[Collected data entries]

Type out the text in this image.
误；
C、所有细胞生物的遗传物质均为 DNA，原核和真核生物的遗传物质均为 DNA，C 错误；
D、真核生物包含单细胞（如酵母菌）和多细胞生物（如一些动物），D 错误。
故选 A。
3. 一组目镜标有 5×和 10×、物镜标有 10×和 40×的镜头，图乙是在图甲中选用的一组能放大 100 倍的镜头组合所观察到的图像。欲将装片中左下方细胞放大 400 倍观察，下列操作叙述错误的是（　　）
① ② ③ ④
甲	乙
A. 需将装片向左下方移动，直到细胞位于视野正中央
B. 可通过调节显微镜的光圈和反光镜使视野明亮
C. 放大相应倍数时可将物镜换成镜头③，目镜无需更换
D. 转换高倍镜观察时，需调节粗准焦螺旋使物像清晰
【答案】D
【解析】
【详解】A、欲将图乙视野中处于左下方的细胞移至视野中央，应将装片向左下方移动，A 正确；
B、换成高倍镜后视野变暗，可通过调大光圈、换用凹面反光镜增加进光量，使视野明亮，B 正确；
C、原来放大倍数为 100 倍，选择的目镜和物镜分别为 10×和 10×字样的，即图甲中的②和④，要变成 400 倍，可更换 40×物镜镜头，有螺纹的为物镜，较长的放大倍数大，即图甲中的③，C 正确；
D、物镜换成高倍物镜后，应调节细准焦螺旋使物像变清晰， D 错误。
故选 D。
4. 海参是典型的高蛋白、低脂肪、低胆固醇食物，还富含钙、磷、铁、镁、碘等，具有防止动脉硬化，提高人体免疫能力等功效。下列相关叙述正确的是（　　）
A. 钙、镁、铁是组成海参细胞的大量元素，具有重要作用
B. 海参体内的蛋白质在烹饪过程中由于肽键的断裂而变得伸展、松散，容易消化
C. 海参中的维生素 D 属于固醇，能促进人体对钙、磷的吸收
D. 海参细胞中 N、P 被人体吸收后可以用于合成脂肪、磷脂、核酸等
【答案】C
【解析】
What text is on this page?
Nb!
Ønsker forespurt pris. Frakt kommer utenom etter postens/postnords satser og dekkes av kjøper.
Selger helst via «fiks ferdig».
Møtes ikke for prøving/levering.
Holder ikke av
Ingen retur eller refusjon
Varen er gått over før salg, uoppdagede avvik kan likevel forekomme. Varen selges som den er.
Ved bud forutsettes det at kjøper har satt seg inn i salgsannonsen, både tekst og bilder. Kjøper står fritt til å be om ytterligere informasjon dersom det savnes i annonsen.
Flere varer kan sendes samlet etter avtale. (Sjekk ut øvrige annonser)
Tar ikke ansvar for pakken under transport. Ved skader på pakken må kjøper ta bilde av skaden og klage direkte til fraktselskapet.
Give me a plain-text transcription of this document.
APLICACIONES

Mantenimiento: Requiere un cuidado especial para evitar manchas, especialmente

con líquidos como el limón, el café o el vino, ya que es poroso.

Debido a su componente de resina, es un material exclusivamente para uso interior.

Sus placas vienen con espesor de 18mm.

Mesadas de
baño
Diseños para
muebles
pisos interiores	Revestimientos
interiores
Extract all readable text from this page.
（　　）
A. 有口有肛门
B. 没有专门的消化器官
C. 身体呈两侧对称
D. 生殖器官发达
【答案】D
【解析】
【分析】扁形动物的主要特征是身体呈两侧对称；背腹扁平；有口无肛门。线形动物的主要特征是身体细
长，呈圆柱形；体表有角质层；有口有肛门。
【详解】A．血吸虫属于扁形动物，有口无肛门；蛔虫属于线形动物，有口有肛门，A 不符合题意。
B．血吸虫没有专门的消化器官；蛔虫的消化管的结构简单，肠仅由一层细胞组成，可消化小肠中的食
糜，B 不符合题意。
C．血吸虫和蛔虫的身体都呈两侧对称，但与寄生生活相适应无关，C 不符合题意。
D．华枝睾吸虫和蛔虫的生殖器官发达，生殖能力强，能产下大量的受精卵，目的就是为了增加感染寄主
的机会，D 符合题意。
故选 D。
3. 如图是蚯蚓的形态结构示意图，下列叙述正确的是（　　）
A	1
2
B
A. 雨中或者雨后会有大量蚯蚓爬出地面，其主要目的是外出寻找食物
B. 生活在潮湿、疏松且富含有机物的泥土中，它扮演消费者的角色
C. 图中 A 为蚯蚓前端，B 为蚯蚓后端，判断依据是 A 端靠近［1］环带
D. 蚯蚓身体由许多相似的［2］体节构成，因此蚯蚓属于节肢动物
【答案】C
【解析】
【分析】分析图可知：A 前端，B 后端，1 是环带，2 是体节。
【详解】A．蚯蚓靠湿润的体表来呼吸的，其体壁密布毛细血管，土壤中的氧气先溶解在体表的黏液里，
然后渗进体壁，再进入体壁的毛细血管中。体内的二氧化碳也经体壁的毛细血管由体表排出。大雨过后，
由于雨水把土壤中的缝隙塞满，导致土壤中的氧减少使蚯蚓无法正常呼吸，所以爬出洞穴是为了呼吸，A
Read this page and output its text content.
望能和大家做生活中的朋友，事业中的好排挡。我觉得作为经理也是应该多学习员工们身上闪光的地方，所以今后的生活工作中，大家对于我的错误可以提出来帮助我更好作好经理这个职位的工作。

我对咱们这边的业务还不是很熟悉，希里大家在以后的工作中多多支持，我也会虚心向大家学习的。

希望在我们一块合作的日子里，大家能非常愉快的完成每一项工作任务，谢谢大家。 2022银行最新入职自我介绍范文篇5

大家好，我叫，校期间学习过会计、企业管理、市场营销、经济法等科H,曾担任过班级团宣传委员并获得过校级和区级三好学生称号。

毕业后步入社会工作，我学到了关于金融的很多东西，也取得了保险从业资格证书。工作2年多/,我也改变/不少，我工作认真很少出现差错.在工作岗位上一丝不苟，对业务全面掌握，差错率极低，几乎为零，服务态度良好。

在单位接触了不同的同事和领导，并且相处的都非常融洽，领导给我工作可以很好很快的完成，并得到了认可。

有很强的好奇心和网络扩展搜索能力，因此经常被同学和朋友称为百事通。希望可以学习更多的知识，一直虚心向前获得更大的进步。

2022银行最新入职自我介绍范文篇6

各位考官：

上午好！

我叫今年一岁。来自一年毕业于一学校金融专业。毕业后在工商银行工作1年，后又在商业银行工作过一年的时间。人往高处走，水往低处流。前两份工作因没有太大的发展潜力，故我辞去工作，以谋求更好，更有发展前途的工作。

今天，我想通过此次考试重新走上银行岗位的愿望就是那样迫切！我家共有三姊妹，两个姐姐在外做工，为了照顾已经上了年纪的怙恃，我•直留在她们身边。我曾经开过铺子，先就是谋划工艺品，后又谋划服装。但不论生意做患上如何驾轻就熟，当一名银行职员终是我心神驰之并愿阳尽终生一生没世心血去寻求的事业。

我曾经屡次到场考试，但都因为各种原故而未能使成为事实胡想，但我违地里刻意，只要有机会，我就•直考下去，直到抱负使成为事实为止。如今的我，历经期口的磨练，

§ Short task
Give a single number: the count of lines above that include the word "para".

§ Task solution
3